ESERCIZI DA SVOLGERE:
1. Riscrivi in forma di elenco puntato il paragrafo del testo dell'esercizio che comincia con "Come spiegato dal ds Sambugaro", mantenendone i fatti principali.
2. Trascrivi fedelmente dal testo dell'esercizio il passo compreso tra "Tuttavia le cose" e "trasferimento a Pistoia.", estremi inclusi.

TESTO DELL'ESERCIZIO:
Tuttavia le cose non girano subito benissimo. Nell’estate del 2019 firma col Braunschweig (club in massima serie tedesca), ma prima del suo esordio pro in Bundesliga viene tagliato dalla società della Bassa Sassonia, che al suo posto ingaggia una point guard più esperta. Tornato a casa per tenersi in allenamento e migliorare, viene chiamato dai Windy City Bulls, franchigia di G League affiliata ai Chicago Bulls, per partecipare al training camp salvo poi essere scartato. Una batosta dalla quale si rifà solo con l’esperienza nella prima serie danese della scorsa stagione, nel club chiamato Horsens. Ed infine eccolo in Italia quest’anno, in forza all’Atlante Eurobasket Roma prima dell’odierno trasferimento a Pistoia.
Un percorso che riempie di senso e intensità la parola “opportunità”, spesa dal ragazzo per definire il suo arrivo alla corte del Pistoia Basket. Due le ulteriori curiosità su Gage, rese pubbliche dai tempi del College. La prima è che ritiene sua mamma Heather la persona con maggiore influenza sulla propria vita e carriera. La seconda è che il suo personaggio sportivo preferito (o uno dei) è Kevin Durant. Beh, mica male come gusti..
UN GIOCATORE DUTTILE, SI APRONO NUOVI SCENARI TATTICI
Come spiegato dal ds Sambugaro e confermato dallo stesso Davis, il nuovo innesto della GTG incarna un profilo certamente diverso dal predecessore. Innanzitutto può coprire i ruoli dall’uno al tre, sia per struttura fisica (193 cm o poco più per 84 kg) che per caratteristiche tecniche. Può fungere da creatore di gioco per i compagni, abilità sviluppata grazie ai raddoppi che gli avversari gli riservavano al College in quanto giocatore più forte degli Huskies. Però anche segnare non dovrebbe essere affatto un problema, dal momento che non lo è mai stato a prescindere dalla casacca indossata.

DATI ESTRATTI:
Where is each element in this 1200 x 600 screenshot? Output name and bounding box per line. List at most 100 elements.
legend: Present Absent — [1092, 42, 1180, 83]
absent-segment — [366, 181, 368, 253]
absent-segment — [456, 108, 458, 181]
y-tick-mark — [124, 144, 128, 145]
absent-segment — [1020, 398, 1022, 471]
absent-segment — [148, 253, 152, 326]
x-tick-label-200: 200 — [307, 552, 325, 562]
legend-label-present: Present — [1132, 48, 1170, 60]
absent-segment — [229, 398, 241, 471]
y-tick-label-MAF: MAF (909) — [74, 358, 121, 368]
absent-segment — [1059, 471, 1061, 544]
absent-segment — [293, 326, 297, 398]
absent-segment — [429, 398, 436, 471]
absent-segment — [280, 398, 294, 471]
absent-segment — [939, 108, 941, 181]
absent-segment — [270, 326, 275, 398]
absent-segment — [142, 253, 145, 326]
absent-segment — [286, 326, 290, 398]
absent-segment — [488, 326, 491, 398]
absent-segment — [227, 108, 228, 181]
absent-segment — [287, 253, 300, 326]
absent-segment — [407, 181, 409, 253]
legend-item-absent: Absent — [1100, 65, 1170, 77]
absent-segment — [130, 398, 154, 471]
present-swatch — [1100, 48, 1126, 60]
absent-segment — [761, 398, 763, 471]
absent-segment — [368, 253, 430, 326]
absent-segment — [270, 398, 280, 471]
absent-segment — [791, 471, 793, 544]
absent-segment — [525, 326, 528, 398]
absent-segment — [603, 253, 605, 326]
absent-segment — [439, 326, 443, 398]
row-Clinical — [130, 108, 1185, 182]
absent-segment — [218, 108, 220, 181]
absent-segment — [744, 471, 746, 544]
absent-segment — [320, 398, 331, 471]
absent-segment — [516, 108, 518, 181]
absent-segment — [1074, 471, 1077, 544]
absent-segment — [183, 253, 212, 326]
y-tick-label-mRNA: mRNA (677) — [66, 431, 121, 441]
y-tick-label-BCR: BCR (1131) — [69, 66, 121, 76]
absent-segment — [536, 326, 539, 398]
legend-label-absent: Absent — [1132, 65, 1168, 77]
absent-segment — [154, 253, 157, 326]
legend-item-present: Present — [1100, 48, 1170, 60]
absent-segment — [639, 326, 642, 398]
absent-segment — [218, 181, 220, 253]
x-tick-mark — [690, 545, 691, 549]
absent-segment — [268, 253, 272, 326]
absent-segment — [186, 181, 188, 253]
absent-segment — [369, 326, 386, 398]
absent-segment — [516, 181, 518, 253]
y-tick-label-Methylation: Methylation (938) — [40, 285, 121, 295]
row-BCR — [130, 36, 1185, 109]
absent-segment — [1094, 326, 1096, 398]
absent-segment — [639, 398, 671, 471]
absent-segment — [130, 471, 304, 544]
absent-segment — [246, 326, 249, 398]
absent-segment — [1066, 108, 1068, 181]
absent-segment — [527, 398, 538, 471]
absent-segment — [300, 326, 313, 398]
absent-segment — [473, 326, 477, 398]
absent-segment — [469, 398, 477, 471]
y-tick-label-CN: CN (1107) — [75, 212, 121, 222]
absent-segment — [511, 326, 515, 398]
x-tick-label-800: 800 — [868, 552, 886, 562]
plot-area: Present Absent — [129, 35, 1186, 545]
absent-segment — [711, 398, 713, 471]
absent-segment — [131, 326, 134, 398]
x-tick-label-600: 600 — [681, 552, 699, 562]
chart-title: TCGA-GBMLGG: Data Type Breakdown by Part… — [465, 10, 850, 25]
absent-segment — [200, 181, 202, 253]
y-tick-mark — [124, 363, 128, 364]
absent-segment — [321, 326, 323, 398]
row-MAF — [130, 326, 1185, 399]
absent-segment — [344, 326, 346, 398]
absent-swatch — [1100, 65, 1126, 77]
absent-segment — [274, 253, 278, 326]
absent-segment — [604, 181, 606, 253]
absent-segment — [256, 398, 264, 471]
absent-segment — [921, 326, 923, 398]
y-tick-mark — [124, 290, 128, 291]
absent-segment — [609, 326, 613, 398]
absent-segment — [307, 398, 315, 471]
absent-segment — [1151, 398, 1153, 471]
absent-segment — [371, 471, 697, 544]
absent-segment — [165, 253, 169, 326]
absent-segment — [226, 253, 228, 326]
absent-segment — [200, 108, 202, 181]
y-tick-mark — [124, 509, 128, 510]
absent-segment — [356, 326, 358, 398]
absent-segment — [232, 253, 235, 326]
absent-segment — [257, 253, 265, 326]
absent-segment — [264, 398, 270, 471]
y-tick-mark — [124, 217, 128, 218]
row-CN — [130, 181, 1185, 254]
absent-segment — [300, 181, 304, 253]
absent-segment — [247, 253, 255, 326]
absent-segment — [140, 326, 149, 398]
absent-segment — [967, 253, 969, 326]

RISPOSTE SCRITTE:
1.
- Secondo il ds Sambugaro, e come conferma Davis, il nuovo innesto della GTG ha un profilo diverso da quello del predecessore.
- Può coprire i ruoli dall'uno al tre, sia per struttura fisica (193 cm o poco più per 84 kg) sia per caratteristiche tecniche.
- Può fare da creatore di gioco per i compagni. Ha sviluppato questa abilità al College, dove gli avversari lo raddoppiavano perché era il giocatore più forte degli Huskies.
- Segnare non dovrebbe essere un problema, perché non lo è mai stato, qualunque casacca indossasse.

2.
Tuttavia le cose non girano subito benissimo. Nell’estate del 2019 firma col Braunschweig (club in massima serie tedesca), ma prima del suo esordio pro in Bundesliga viene tagliato dalla società della Bassa Sassonia, che al suo posto ingaggia una point guard più esperta. Tornato a casa per tenersi in allenamento e migliorare, viene chiamato dai Windy City Bulls, franchigia di G League affiliata ai Chicago Bulls, per partecipare al training camp salvo poi essere scartato. Una batosta dalla quale si rifà solo con l’esperienza nella prima serie danese della scorsa stagione, nel club chiamato Horsens. Ed infine eccolo in Italia quest’anno, in forza all’Atlante Eurobasket Roma prima dell’odierno trasferimento a Pistoia.